→ **Written problem**
Reproduce the records below in full and exactly, without their images.

→ **Data lines**
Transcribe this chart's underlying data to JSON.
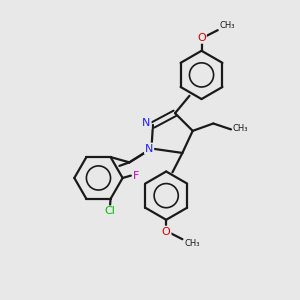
{
  "background_color": "#e8e8e8",
  "bond_color": "#1a1a1a",
  "N_color": "#2020ff",
  "Cl_color": "#00bb00",
  "F_color": "#cc00cc",
  "O_color": "#dd0000",
  "figsize": [
    3.0,
    3.0
  ],
  "dpi": 100,
  "xlim": [
    0,
    10
  ],
  "ylim": [
    0,
    10
  ]
}
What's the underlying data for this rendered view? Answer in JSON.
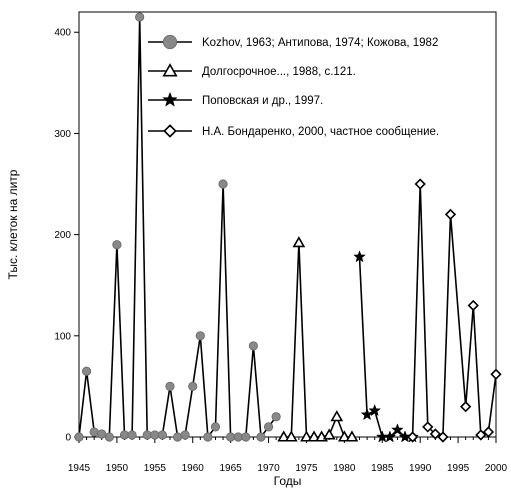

→ **Reply**
Transcribe this chart's underlying data to JSON.
{
  "background_color": "#e8e8e8",
  "bond_color": "#1a1a1a",
  "N_color": "#2020ff",
  "Cl_color": "#00bb00",
  "F_color": "#cc00cc",
  "O_color": "#dd0000",
  "figsize": [
    3.0,
    3.0
  ],
  "dpi": 100,
  "xlim": [
    0,
    10
  ],
  "ylim": [
    0,
    10
  ]
}
What's the underlying data for this rendered view? Answer in JSON.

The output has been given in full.